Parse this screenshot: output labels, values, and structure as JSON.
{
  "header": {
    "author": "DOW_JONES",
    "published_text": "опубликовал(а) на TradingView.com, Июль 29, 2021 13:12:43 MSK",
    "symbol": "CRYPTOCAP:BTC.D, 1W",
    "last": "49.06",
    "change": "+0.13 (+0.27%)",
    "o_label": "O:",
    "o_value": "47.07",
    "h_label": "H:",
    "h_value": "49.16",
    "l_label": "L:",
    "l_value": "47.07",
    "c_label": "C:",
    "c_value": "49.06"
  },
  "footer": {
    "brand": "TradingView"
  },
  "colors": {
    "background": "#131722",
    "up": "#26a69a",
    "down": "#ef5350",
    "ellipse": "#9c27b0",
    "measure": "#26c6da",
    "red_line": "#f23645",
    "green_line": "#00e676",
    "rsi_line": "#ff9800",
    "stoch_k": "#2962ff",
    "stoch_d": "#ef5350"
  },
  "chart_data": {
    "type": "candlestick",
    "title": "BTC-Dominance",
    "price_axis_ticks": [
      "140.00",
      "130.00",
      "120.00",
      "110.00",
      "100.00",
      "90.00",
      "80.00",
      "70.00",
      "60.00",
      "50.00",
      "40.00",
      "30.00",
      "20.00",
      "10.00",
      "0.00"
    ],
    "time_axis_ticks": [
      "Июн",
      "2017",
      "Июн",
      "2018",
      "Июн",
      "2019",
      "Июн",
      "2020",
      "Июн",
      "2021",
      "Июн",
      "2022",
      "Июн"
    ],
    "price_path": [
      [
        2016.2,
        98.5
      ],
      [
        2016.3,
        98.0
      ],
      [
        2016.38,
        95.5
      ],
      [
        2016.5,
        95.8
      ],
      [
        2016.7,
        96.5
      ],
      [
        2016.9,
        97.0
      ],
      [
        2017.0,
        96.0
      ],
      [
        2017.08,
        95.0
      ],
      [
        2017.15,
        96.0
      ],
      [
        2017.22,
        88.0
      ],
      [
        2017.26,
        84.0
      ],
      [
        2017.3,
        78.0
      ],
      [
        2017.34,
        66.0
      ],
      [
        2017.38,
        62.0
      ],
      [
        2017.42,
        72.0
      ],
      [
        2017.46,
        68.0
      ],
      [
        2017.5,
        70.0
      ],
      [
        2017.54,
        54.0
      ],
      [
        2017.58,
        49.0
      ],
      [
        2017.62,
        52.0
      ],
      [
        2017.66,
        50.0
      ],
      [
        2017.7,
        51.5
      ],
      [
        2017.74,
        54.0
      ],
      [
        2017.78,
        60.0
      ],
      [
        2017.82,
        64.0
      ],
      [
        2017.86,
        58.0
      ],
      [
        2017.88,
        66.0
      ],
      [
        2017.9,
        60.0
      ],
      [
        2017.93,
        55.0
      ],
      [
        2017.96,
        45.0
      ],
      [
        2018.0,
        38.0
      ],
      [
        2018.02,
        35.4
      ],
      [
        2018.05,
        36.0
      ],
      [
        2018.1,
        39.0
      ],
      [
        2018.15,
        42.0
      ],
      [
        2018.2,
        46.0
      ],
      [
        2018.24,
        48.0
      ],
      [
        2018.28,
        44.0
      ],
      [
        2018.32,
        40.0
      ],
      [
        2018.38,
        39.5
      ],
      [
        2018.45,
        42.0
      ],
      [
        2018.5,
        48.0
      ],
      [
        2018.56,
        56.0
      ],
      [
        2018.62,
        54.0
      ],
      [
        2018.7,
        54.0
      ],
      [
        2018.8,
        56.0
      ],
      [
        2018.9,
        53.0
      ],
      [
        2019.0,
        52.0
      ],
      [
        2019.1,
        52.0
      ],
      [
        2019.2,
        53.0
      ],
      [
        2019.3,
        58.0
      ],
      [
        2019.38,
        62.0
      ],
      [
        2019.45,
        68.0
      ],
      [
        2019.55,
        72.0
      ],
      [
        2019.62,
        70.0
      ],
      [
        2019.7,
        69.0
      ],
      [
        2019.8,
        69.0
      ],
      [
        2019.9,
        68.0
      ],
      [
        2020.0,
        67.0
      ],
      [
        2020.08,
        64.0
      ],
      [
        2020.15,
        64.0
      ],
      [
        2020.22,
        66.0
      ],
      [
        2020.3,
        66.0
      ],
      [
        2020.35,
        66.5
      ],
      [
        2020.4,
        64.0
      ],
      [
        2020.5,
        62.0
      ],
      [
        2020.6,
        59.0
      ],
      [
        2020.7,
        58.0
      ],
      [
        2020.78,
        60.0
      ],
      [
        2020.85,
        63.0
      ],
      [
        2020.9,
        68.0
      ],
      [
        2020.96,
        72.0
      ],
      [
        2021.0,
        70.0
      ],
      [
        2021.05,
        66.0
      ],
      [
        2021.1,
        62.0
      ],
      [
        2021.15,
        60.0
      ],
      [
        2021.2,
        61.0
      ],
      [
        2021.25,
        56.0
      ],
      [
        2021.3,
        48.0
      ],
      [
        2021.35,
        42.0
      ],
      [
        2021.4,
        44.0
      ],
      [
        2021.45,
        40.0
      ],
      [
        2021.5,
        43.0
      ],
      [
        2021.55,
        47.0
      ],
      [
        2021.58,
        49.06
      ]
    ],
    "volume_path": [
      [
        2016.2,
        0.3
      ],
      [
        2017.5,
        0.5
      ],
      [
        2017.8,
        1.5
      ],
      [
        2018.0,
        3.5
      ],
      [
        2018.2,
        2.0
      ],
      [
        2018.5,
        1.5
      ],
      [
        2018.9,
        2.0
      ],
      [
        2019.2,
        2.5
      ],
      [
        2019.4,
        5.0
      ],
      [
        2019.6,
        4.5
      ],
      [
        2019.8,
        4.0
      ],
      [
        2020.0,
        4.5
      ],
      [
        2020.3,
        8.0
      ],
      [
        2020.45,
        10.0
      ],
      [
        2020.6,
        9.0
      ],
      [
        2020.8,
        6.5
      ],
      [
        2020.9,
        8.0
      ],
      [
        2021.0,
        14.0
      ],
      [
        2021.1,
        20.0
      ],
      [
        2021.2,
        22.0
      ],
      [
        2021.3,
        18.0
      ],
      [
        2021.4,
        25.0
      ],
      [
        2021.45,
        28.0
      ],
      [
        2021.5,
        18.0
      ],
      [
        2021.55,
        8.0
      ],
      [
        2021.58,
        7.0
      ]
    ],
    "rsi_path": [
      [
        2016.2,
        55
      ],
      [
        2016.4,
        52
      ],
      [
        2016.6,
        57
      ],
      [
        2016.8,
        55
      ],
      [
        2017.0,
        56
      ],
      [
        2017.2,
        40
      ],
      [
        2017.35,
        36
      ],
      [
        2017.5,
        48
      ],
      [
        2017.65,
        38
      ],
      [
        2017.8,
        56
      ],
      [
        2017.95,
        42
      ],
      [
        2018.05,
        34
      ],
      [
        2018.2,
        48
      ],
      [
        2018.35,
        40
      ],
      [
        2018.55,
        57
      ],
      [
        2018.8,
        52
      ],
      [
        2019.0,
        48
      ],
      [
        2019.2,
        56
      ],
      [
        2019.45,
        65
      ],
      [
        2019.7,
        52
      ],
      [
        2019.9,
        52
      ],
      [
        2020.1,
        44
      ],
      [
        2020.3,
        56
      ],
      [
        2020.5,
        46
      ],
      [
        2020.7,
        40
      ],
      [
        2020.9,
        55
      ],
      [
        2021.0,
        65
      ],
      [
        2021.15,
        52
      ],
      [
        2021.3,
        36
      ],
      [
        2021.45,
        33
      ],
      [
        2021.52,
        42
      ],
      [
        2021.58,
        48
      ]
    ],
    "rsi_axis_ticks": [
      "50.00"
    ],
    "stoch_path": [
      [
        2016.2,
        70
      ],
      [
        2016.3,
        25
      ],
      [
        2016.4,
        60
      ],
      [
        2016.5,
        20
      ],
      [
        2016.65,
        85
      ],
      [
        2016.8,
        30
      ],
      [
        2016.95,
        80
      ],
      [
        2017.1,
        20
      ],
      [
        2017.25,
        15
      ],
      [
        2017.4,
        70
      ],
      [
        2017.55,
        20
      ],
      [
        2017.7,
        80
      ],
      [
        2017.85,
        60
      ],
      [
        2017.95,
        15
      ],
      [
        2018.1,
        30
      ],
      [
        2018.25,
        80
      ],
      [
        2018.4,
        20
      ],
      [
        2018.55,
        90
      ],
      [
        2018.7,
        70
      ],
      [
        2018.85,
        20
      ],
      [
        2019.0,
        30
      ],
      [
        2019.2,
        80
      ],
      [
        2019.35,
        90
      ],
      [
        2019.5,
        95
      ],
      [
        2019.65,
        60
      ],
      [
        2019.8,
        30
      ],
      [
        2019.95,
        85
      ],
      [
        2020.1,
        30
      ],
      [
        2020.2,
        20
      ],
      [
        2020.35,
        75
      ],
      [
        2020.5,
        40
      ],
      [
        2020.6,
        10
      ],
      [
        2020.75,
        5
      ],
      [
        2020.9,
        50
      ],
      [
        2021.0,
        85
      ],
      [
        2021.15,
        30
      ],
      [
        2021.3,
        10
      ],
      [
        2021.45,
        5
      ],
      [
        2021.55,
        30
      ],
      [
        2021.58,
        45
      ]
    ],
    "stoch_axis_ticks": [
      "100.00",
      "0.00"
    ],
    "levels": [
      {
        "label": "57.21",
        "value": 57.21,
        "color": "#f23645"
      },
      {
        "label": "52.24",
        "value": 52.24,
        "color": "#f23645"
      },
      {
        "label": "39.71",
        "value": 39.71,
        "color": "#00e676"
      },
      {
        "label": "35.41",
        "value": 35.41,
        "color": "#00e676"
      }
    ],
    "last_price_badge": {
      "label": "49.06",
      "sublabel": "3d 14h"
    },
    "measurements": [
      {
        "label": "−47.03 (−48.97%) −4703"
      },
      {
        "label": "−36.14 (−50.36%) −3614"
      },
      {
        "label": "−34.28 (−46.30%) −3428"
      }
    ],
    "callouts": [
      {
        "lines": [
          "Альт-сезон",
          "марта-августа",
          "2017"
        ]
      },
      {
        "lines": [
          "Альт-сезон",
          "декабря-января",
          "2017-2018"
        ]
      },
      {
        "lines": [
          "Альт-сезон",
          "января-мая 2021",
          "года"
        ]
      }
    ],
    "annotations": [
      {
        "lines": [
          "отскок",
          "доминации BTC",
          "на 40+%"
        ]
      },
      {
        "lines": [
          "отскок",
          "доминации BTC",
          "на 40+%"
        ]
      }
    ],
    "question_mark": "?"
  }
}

◇ ◇ ◇ ◇

◆ TASK REQUIREMENTS
Go through the entries above and pull out each line with "TradingView" in it.

◆ ANSWER TO THE EXERCISE
    "published_text": "опубликовал(а) на TradingView.com, Июль 29, 2021 13:12:43 MSK",
    "brand": "TradingView"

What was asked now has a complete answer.